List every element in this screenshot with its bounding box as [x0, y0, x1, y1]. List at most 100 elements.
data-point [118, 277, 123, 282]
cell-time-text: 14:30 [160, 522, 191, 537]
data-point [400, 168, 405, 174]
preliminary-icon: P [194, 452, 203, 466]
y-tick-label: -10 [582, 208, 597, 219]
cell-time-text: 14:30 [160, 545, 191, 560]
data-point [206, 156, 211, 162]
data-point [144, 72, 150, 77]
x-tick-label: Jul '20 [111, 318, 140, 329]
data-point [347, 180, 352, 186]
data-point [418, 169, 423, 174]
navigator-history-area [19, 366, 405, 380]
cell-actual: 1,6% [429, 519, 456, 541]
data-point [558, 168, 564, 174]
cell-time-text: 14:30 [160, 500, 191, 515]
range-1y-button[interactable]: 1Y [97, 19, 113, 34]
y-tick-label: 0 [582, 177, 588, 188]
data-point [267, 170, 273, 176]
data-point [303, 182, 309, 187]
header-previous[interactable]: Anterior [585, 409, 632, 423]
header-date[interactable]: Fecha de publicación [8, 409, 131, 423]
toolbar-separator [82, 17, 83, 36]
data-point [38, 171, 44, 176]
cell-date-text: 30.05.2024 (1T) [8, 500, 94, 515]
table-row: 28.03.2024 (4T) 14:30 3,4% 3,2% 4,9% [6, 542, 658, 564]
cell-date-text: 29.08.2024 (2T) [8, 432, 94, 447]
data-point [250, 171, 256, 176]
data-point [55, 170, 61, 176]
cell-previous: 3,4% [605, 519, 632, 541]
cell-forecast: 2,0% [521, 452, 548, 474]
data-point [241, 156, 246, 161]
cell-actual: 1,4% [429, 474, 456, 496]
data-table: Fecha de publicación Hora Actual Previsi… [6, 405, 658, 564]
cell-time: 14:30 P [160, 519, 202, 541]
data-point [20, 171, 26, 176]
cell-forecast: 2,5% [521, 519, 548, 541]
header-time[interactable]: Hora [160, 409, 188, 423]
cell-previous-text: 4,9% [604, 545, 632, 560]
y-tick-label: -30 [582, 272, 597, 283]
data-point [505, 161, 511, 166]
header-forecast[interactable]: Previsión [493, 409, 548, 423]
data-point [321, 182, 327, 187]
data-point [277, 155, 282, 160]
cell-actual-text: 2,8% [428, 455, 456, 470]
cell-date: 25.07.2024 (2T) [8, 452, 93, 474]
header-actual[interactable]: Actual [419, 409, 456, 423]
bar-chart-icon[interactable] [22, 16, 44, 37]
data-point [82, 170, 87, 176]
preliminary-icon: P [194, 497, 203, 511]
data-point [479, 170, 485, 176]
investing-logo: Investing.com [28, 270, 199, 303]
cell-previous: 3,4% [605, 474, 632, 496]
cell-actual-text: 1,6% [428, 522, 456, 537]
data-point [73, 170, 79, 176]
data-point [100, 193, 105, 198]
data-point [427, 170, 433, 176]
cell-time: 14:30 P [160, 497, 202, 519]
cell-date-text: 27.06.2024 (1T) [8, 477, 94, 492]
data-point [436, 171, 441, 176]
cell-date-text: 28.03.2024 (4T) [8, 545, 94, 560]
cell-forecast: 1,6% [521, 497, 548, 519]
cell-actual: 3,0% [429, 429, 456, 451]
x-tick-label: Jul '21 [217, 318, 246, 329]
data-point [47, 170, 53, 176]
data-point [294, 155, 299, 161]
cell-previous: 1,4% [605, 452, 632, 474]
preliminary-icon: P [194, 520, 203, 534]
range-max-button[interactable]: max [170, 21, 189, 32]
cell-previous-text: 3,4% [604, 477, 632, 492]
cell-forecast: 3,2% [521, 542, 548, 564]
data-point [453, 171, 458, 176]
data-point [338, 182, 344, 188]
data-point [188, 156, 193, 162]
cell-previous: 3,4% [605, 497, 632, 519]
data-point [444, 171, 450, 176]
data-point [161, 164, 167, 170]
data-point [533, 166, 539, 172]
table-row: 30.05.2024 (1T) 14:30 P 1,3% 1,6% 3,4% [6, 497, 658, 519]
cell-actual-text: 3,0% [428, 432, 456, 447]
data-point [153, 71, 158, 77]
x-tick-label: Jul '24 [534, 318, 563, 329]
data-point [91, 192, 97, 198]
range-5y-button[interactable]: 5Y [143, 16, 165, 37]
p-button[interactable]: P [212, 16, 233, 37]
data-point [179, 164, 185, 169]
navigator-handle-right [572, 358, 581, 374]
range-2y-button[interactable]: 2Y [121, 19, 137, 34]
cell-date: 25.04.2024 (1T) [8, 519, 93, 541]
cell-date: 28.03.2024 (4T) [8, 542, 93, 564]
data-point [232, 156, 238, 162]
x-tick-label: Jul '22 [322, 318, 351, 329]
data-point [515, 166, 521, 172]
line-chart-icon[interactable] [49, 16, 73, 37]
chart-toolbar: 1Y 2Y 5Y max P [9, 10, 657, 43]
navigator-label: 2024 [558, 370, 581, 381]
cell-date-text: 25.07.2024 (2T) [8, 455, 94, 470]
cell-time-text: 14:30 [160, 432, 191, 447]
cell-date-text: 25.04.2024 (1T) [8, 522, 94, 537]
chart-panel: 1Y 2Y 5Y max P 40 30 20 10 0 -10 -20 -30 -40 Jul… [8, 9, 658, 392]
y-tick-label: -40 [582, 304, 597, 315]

=== Written task ===
Please put every line of all the rows above into a Markdown table with two columns, No. and Line, numbering the lines in order and leaving out any blank ones.

=== Result of the task ===
| No. | Line |
|---|---|
| 1 | List every element in this screenshot with its bounding box as [x0, y0, x1, y1]. List at most 100 elements. |
| 2 | data-point [118, 277, 123, 282] |
| 3 | cell-time-text: 14:30 [160, 522, 191, 537] |
| 4 | data-point [400, 168, 405, 174] |
| 5 | preliminary-icon: P [194, 452, 203, 466] |
| 6 | y-tick-label: -10 [582, 208, 597, 219] |
| 7 | cell-time-text: 14:30 [160, 545, 191, 560] |
| 8 | data-point [206, 156, 211, 162] |
| 9 | data-point [144, 72, 150, 77] |
| 10 | x-tick-label: Jul '20 [111, 318, 140, 329] |
| 11 | data-point [347, 180, 352, 186] |
| 12 | data-point [418, 169, 423, 174] |
| 13 | navigator-history-area [19, 366, 405, 380] |
| 14 | cell-actual: 1,6% [429, 519, 456, 541] |
| 15 | data-point [558, 168, 564, 174] |
| 16 | cell-time-text: 14:30 [160, 500, 191, 515] |
| 17 | range-1y-button[interactable]: 1Y [97, 19, 113, 34] |
| 18 | y-tick-label: 0 [582, 177, 588, 188] |
| 19 | data-point [267, 170, 273, 176] |
| 20 | data-point [303, 182, 309, 187] |
| 21 | header-previous[interactable]: Anterior [585, 409, 632, 423] |
| 22 | header-date[interactable]: Fecha de publicación [8, 409, 131, 423] |
| 23 | toolbar-separator [82, 17, 83, 36] |
| 24 | data-point [38, 171, 44, 176] |
| 25 | cell-date-text: 30.05.2024 (1T) [8, 500, 94, 515] |
| 26 | table-row: 28.03.2024 (4T) 14:30 3,4% 3,2% 4,9% [6, 542, 658, 564] |
| 27 | cell-date-text: 29.08.2024 (2T) [8, 432, 94, 447] |
| 28 | data-point [250, 171, 256, 176] |
| 29 | data-point [55, 170, 61, 176] |
| 30 | cell-previous: 3,4% [605, 519, 632, 541] |
| 31 | cell-forecast: 2,0% [521, 452, 548, 474] |
| 32 | data-point [241, 156, 246, 161] |
| 33 | cell-actual: 1,4% [429, 474, 456, 496] |
| 34 | data-table: Fecha de publicación Hora Actual Previsi… [6, 405, 658, 564] |
| 35 | cell-time: 14:30 P [160, 519, 202, 541] |
| 36 | data-point [20, 171, 26, 176] |
| 37 | cell-forecast: 2,5% [521, 519, 548, 541] |
| 38 | header-time[interactable]: Hora [160, 409, 188, 423] |
| 39 | cell-previous-text: 4,9% [604, 545, 632, 560] |
| 40 | y-tick-label: -30 [582, 272, 597, 283] |
| 41 | data-point [505, 161, 511, 166] |
| 42 | header-forecast[interactable]: Previsión [493, 409, 548, 423] |
| 43 | data-point [321, 182, 327, 187] |
| 44 | data-point [277, 155, 282, 160] |
| 45 | cell-actual-text: 2,8% [428, 455, 456, 470] |
| 46 | cell-date: 25.07.2024 (2T) [8, 452, 93, 474] |
| 47 | header-actual[interactable]: Actual [419, 409, 456, 423] |
| 48 | bar-chart-icon[interactable] [22, 16, 44, 37] |
| 49 | data-point [82, 170, 87, 176] |
| 50 | preliminary-icon: P [194, 497, 203, 511] |
| 51 | data-point [479, 170, 485, 176] |
| 52 | investing-logo: Investing.com [28, 270, 199, 303] |
| 53 | cell-previous: 3,4% [605, 474, 632, 496] |
| 54 | cell-actual-text: 1,6% [428, 522, 456, 537] |
| 55 | data-point [73, 170, 79, 176] |
| 56 | data-point [100, 193, 105, 198] |
| 57 | data-point [427, 170, 433, 176] |
| 58 | cell-time: 14:30 P [160, 497, 202, 519] |
| 59 | cell-date-text: 27.06.2024 (1T) [8, 477, 94, 492] |
| 60 | data-point [436, 171, 441, 176] |
| 61 | cell-date-text: 28.03.2024 (4T) [8, 545, 94, 560] |
| 62 | cell-forecast: 1,6% [521, 497, 548, 519] |
| 63 | cell-actual: 3,0% [429, 429, 456, 451] |
| 64 | x-tick-label: Jul '21 [217, 318, 246, 329] |
| 65 | data-point [47, 170, 53, 176] |
| 66 | data-point [294, 155, 299, 161] |
| 67 | cell-previous: 1,4% [605, 452, 632, 474] |
| 68 | preliminary-icon: P [194, 520, 203, 534] |
| 69 | range-max-button[interactable]: max [170, 21, 189, 32] |
| 70 | cell-previous-text: 3,4% [604, 477, 632, 492] |
| 71 | cell-forecast: 3,2% [521, 542, 548, 564] |
| 72 | data-point [453, 171, 458, 176] |
| 73 | data-point [338, 182, 344, 188] |
| 74 | data-point [188, 156, 193, 162] |
| 75 | cell-previous: 3,4% [605, 497, 632, 519] |
| 76 | data-point [444, 171, 450, 176] |
| 77 | data-point [161, 164, 167, 170] |
| 78 | data-point [533, 166, 539, 172] |
| 79 | table-row: 30.05.2024 (1T) 14:30 P 1,3% 1,6% 3,4% [6, 497, 658, 519] |
| 80 | cell-actual-text: 3,0% [428, 432, 456, 447] |
| 81 | data-point [153, 71, 158, 77] |
| 82 | x-tick-label: Jul '24 [534, 318, 563, 329] |
| 83 | data-point [91, 192, 97, 198] |
| 84 | range-5y-button[interactable]: 5Y [143, 16, 165, 37] |
| 85 | p-button[interactable]: P [212, 16, 233, 37] |
| 86 | data-point [179, 164, 185, 169] |
| 87 | navigator-handle-right [572, 358, 581, 374] |
| 88 | range-2y-button[interactable]: 2Y [121, 19, 137, 34] |
| 89 | cell-date: 25.04.2024 (1T) [8, 519, 93, 541] |
| 90 | cell-date: 28.03.2024 (4T) [8, 542, 93, 564] |
| 91 | data-point [232, 156, 238, 162] |
| 92 | x-tick-label: Jul '22 [322, 318, 351, 329] |
| 93 | data-point [515, 166, 521, 172] |
| 94 | line-chart-icon[interactable] [49, 16, 73, 37] |
| 95 | chart-toolbar: 1Y 2Y 5Y max P [9, 10, 657, 43] |
| 96 | navigator-label: 2024 [558, 370, 581, 381] |
| 97 | cell-date-text: 25.07.2024 (2T) [8, 455, 94, 470] |
| 98 | cell-time-text: 14:30 [160, 432, 191, 447] |
| 99 | cell-date-text: 25.04.2024 (1T) [8, 522, 94, 537] |
| 100 | chart-panel: 1Y 2Y 5Y max P 40 30 20 10 0 -10 -20 -30 -40 Jul… [8, 9, 658, 392] |
| 101 | y-tick-label: -40 [582, 304, 597, 315] |